§ **WORK TO DO**
Say how many lines include the word "title", using only a number.

§ **RAW RECORDS**
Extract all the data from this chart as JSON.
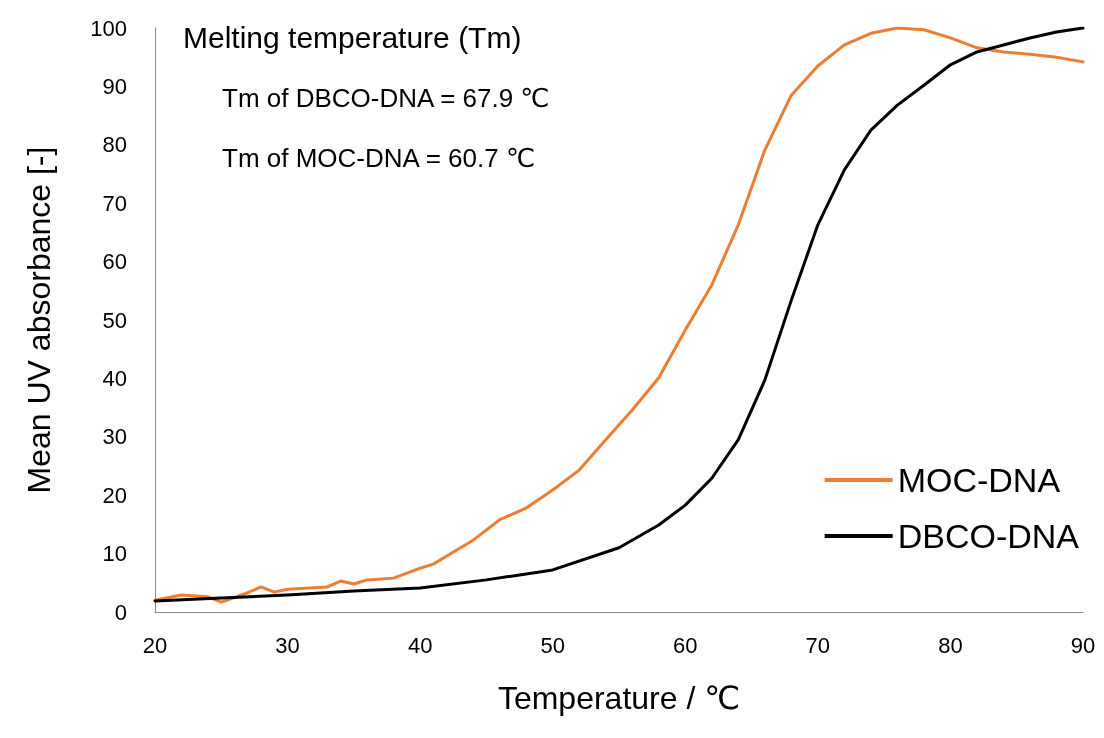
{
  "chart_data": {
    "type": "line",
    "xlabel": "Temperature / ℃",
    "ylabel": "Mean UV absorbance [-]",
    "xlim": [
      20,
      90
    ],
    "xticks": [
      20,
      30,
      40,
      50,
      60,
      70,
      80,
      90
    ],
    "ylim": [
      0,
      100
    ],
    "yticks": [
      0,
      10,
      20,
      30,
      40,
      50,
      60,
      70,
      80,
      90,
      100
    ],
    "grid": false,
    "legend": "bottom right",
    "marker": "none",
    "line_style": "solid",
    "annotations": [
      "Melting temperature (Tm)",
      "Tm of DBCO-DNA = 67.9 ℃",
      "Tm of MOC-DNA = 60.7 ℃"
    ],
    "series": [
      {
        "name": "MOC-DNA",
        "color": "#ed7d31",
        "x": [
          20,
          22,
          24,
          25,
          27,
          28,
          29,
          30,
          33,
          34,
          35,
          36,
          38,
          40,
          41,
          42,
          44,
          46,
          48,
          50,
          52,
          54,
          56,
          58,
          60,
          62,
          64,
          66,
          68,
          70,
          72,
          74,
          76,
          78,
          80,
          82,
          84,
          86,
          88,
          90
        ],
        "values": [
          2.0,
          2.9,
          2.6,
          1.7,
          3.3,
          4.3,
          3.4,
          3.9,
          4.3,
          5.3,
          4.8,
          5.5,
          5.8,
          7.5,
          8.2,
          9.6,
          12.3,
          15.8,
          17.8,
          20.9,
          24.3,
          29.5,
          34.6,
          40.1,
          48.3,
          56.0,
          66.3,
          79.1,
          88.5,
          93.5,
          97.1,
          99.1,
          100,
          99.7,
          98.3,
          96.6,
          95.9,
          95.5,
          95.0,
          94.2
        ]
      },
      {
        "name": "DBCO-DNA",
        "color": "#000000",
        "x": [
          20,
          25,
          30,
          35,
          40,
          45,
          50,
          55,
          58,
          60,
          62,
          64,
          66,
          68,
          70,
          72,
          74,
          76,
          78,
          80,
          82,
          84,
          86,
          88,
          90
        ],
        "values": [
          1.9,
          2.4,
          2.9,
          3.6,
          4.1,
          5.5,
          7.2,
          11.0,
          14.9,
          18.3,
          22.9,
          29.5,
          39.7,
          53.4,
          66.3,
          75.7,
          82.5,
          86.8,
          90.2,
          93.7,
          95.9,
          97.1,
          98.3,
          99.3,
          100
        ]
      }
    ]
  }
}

---

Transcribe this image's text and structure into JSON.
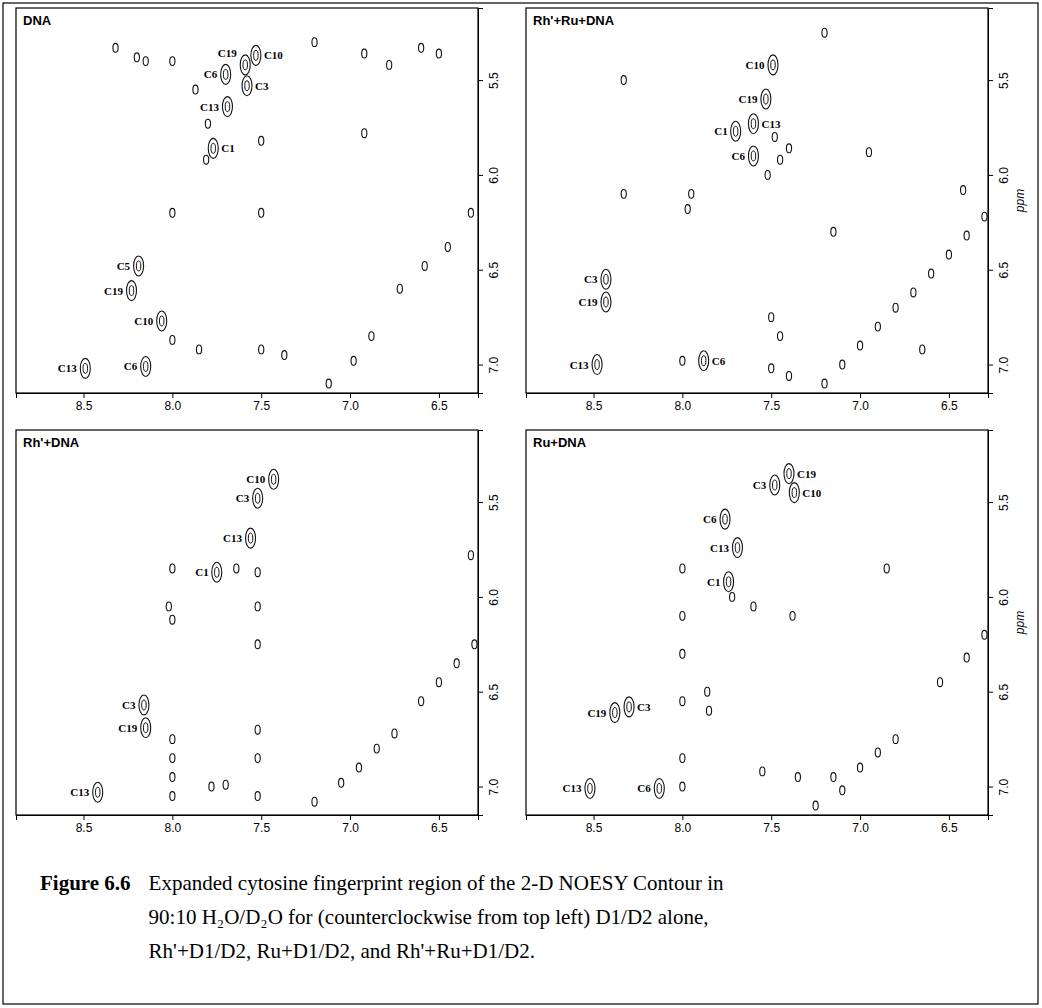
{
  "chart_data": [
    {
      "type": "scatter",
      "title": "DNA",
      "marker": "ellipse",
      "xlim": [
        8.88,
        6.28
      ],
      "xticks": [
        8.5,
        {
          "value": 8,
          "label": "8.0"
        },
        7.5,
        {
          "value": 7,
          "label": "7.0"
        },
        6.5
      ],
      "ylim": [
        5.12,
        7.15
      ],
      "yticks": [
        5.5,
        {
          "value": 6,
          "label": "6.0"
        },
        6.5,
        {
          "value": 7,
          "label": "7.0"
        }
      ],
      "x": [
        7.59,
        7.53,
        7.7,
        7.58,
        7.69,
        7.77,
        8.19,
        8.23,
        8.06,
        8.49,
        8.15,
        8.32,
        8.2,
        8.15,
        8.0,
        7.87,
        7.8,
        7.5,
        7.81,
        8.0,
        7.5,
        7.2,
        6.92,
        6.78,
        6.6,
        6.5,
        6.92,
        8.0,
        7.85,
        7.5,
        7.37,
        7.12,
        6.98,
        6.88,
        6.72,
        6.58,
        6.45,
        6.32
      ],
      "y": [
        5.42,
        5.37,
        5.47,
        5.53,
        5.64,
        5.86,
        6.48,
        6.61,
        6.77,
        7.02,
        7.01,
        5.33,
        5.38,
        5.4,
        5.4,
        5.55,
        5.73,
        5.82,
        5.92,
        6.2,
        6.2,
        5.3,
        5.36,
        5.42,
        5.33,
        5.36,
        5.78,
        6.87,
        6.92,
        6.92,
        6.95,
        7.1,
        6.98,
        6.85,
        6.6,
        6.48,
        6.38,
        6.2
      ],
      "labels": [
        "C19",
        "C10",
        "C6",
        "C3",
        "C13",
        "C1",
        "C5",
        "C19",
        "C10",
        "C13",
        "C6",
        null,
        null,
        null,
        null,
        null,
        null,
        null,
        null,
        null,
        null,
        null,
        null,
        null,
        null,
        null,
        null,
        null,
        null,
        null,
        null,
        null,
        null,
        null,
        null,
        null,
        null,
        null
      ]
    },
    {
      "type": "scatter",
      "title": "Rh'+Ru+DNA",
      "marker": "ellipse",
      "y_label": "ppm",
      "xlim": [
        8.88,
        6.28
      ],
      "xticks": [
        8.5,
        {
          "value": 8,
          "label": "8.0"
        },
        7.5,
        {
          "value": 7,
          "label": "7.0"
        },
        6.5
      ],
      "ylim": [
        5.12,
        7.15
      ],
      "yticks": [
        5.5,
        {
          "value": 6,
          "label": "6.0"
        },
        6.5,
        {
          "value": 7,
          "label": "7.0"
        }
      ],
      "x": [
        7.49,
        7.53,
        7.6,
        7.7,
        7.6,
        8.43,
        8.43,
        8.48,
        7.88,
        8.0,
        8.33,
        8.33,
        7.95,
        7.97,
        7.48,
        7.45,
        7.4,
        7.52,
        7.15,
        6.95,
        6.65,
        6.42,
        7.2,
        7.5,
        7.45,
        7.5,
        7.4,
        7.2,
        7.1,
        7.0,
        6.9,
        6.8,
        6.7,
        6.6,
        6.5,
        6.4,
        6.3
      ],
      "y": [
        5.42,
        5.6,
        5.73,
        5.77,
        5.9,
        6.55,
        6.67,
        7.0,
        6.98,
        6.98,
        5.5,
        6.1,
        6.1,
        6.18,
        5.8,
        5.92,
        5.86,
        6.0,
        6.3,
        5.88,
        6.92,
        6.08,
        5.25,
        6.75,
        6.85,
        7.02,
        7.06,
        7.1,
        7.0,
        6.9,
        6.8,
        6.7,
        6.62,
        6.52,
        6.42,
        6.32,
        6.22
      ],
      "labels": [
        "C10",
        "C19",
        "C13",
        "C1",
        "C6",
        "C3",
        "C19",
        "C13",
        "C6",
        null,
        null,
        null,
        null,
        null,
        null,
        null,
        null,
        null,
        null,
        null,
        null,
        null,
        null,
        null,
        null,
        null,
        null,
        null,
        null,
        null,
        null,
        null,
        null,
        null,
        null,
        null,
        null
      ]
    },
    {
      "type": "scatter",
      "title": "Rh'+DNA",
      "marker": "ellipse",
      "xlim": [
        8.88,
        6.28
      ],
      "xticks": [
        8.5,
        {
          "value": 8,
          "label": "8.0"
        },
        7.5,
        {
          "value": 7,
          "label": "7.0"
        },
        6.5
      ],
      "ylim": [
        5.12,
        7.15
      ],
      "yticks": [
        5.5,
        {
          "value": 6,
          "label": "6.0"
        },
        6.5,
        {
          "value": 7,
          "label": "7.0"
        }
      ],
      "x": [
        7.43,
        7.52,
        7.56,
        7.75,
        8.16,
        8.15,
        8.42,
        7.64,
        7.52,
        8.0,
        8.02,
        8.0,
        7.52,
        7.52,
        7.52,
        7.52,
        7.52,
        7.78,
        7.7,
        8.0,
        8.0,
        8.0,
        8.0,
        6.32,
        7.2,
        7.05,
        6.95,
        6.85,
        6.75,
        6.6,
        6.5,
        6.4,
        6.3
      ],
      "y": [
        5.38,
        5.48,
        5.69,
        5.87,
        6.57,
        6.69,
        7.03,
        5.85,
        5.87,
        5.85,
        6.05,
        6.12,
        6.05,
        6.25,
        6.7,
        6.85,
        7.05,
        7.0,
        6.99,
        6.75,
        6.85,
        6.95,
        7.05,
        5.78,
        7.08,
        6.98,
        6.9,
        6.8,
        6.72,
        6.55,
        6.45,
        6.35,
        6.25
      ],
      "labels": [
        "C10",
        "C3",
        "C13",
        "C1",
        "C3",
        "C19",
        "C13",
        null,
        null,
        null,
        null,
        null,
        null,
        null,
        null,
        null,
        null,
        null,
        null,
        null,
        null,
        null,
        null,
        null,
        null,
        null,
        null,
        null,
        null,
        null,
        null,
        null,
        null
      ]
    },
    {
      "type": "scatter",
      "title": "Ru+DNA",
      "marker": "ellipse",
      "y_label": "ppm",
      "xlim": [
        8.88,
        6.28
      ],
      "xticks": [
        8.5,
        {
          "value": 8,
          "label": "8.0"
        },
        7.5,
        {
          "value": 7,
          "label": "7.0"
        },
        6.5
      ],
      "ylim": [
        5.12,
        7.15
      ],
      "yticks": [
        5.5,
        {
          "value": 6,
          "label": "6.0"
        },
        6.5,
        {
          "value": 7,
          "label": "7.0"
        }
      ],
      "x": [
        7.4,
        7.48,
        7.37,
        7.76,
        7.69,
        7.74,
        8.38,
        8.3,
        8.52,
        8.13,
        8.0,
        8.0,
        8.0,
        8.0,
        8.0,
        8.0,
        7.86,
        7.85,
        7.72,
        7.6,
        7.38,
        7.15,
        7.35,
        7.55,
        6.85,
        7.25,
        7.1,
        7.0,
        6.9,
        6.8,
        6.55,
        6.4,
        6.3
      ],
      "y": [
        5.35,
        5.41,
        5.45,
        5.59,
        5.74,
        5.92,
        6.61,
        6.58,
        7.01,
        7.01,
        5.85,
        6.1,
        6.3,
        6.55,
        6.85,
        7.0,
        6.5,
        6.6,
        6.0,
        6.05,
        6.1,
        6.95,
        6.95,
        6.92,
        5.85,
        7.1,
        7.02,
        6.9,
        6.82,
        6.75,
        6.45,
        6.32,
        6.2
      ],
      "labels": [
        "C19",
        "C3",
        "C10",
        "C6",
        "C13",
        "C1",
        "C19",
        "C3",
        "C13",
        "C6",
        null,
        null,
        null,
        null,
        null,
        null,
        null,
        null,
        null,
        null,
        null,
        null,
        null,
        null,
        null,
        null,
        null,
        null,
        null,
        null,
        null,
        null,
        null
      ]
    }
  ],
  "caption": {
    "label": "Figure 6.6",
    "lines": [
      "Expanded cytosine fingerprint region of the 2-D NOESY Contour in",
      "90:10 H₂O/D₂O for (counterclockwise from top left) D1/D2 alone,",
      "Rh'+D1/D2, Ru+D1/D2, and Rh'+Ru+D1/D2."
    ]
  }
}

§ **RESPONSE TO THE EXERCISE**
4